**Work to be completed**
Set each entry down verbatim, omitting images.

BEGIN Listed entries

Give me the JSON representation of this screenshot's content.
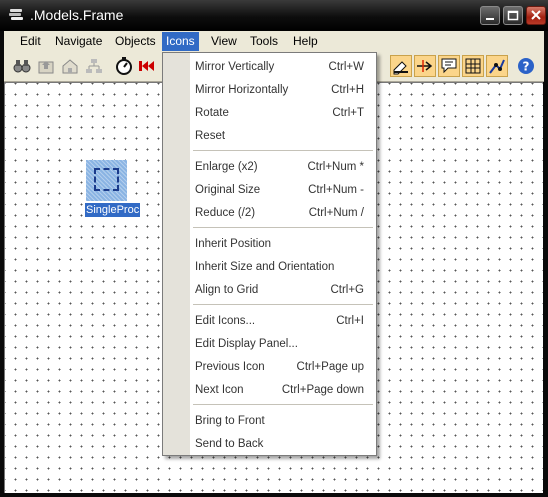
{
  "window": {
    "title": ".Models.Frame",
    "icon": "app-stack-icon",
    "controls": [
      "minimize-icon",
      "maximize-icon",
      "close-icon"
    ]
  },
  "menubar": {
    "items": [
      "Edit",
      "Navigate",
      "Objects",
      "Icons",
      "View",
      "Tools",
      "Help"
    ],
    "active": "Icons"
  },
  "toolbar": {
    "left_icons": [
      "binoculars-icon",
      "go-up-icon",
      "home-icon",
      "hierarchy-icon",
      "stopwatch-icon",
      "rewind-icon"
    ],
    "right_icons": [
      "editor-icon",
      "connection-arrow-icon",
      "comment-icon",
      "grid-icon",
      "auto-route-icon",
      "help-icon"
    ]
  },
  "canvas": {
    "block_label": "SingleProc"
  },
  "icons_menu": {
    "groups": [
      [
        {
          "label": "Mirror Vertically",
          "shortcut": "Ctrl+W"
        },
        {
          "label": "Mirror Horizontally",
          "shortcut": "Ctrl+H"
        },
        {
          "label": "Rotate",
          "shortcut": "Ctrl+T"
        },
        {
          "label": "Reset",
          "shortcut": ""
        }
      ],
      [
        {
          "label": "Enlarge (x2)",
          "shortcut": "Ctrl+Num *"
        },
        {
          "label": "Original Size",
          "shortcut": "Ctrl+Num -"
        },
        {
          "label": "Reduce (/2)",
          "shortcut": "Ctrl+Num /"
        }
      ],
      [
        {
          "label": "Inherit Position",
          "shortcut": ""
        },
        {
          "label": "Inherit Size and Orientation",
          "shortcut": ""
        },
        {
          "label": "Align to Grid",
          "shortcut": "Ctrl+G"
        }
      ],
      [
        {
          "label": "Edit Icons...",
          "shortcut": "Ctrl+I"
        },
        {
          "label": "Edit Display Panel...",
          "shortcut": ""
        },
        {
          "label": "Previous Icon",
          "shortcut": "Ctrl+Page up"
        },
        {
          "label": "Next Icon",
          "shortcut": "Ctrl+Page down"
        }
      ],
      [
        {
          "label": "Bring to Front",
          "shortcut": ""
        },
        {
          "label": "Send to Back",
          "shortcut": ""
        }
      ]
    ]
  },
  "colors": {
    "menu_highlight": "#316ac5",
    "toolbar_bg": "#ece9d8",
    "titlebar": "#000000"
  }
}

END Listed entries

**Solution to this problem**
Give me the JSON representation of this screenshot's content.
{
  "window": {
    "title": ".Models.Frame",
    "icon": "app-stack-icon",
    "controls": [
      "minimize-icon",
      "maximize-icon",
      "close-icon"
    ]
  },
  "menubar": {
    "items": [
      "Edit",
      "Navigate",
      "Objects",
      "Icons",
      "View",
      "Tools",
      "Help"
    ],
    "active": "Icons"
  },
  "toolbar": {
    "left_icons": [
      "binoculars-icon",
      "go-up-icon",
      "home-icon",
      "hierarchy-icon",
      "stopwatch-icon",
      "rewind-icon"
    ],
    "right_icons": [
      "editor-icon",
      "connection-arrow-icon",
      "comment-icon",
      "grid-icon",
      "auto-route-icon",
      "help-icon"
    ]
  },
  "canvas": {
    "block_label": "SingleProc"
  },
  "icons_menu": {
    "groups": [
      [
        {
          "label": "Mirror Vertically",
          "shortcut": "Ctrl+W"
        },
        {
          "label": "Mirror Horizontally",
          "shortcut": "Ctrl+H"
        },
        {
          "label": "Rotate",
          "shortcut": "Ctrl+T"
        },
        {
          "label": "Reset",
          "shortcut": ""
        }
      ],
      [
        {
          "label": "Enlarge (x2)",
          "shortcut": "Ctrl+Num *"
        },
        {
          "label": "Original Size",
          "shortcut": "Ctrl+Num -"
        },
        {
          "label": "Reduce (/2)",
          "shortcut": "Ctrl+Num /"
        }
      ],
      [
        {
          "label": "Inherit Position",
          "shortcut": ""
        },
        {
          "label": "Inherit Size and Orientation",
          "shortcut": ""
        },
        {
          "label": "Align to Grid",
          "shortcut": "Ctrl+G"
        }
      ],
      [
        {
          "label": "Edit Icons...",
          "shortcut": "Ctrl+I"
        },
        {
          "label": "Edit Display Panel...",
          "shortcut": ""
        },
        {
          "label": "Previous Icon",
          "shortcut": "Ctrl+Page up"
        },
        {
          "label": "Next Icon",
          "shortcut": "Ctrl+Page down"
        }
      ],
      [
        {
          "label": "Bring to Front",
          "shortcut": ""
        },
        {
          "label": "Send to Back",
          "shortcut": ""
        }
      ]
    ]
  },
  "colors": {
    "menu_highlight": "#316ac5",
    "toolbar_bg": "#ece9d8",
    "titlebar": "#000000"
  }
}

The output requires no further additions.